Your task: Return each line that holds the word "Hall".
-- START OF The records --
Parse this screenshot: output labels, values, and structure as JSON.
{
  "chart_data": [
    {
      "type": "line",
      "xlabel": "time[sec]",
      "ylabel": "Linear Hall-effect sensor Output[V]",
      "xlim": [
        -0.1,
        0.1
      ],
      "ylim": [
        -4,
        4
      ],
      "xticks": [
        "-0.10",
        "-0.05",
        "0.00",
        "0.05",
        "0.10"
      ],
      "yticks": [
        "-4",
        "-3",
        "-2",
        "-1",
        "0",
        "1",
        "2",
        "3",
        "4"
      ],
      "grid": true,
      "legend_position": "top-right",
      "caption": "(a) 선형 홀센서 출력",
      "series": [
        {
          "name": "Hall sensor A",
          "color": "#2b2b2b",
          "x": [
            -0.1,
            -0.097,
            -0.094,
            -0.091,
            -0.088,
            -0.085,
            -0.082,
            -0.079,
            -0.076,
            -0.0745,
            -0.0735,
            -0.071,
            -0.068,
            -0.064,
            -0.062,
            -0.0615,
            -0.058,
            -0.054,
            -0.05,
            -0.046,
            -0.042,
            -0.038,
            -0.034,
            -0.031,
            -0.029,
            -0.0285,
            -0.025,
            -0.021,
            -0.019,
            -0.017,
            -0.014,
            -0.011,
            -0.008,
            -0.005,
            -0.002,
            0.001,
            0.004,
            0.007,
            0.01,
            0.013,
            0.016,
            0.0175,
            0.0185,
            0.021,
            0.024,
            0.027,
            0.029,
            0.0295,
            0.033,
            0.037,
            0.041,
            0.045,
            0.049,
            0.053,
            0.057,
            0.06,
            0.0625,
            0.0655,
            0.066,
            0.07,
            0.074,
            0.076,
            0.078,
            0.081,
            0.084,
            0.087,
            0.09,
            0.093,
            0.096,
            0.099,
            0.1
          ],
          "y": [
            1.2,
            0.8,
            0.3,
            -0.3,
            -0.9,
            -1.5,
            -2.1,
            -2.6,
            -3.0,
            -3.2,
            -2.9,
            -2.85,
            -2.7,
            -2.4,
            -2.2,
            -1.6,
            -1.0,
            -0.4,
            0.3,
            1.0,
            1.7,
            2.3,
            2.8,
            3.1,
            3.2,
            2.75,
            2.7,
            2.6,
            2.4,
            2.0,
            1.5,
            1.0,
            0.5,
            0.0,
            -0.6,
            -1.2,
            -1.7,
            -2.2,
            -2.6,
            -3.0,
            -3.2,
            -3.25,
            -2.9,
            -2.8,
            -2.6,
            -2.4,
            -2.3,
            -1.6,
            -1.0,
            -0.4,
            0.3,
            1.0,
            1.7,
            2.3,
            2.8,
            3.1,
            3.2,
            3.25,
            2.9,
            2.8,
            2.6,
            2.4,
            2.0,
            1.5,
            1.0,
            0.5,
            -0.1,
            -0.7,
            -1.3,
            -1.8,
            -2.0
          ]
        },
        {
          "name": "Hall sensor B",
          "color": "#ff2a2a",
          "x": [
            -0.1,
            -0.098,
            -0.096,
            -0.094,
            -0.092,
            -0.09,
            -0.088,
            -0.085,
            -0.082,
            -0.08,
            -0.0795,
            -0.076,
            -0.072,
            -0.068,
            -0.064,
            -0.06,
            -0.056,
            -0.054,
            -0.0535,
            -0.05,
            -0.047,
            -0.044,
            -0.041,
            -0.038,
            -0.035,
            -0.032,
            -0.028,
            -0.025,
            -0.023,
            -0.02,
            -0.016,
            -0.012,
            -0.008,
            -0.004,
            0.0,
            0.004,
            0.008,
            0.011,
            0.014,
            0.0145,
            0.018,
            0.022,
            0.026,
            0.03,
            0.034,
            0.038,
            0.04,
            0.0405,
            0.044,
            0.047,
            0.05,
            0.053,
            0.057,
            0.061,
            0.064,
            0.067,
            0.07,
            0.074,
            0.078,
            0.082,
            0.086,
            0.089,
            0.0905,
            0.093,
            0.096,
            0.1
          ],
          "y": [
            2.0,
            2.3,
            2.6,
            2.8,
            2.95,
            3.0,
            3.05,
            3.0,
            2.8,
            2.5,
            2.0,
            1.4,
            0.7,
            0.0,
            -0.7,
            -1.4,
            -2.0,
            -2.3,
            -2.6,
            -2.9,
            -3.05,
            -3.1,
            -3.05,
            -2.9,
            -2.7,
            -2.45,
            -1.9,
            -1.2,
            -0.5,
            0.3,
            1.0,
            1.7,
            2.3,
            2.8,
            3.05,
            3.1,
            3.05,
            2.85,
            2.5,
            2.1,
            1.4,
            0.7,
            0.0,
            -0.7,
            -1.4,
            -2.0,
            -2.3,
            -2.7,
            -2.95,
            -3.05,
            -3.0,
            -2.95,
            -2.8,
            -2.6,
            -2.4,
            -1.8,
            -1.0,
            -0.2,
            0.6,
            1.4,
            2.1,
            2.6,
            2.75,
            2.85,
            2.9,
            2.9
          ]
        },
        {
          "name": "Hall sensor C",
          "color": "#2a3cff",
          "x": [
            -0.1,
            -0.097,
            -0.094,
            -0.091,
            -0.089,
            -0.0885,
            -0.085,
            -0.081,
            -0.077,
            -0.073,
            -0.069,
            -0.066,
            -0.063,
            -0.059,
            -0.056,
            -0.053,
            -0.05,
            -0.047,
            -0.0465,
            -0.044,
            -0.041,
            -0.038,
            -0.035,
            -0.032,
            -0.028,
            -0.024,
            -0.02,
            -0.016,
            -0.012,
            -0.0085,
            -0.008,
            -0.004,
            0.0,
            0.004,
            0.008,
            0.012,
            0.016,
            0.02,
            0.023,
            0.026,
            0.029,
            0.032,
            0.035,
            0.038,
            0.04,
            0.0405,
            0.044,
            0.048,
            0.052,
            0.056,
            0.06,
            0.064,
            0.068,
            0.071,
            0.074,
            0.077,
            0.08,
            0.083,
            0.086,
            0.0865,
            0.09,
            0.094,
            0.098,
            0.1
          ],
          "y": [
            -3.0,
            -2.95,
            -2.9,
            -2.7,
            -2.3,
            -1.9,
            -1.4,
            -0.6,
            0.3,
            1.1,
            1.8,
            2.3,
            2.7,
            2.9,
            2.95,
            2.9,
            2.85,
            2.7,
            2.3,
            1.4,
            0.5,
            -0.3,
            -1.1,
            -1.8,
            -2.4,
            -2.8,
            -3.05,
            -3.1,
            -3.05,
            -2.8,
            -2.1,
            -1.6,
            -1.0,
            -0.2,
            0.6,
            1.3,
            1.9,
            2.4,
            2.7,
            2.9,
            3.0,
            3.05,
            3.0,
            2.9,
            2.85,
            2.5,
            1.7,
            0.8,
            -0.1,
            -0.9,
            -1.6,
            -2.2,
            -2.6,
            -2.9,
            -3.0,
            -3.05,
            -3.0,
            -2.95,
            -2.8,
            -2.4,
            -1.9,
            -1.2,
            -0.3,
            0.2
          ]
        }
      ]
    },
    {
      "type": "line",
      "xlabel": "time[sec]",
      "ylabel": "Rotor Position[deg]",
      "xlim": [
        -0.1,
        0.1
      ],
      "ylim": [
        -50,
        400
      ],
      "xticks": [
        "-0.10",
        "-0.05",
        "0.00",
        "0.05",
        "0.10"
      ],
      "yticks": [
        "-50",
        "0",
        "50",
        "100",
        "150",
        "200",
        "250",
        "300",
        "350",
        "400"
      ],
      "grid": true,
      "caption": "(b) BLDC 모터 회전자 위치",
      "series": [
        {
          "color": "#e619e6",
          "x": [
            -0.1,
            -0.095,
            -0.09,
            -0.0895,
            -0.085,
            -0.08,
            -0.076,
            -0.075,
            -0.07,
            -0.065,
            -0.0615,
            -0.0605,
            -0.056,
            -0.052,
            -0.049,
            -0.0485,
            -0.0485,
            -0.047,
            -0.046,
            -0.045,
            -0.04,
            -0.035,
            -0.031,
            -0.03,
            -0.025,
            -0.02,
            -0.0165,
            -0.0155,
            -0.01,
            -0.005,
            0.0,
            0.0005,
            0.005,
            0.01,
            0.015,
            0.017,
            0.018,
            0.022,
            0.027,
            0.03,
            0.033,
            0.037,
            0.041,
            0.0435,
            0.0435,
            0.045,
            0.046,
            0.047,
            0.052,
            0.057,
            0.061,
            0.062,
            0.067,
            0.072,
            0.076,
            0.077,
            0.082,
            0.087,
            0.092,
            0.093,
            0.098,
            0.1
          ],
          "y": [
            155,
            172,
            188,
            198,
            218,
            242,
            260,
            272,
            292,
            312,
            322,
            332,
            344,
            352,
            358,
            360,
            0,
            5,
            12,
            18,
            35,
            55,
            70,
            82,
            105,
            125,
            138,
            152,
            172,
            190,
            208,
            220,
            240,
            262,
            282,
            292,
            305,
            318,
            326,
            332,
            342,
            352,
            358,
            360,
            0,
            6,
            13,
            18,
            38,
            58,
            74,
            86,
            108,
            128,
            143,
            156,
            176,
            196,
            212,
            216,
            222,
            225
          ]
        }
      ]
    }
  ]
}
-- END OF The records --
Task solution:
      "ylabel": "Linear Hall-effect sensor Output[V]",
          "name": "Hall sensor A",
          "name": "Hall sensor B",
          "name": "Hall sensor C",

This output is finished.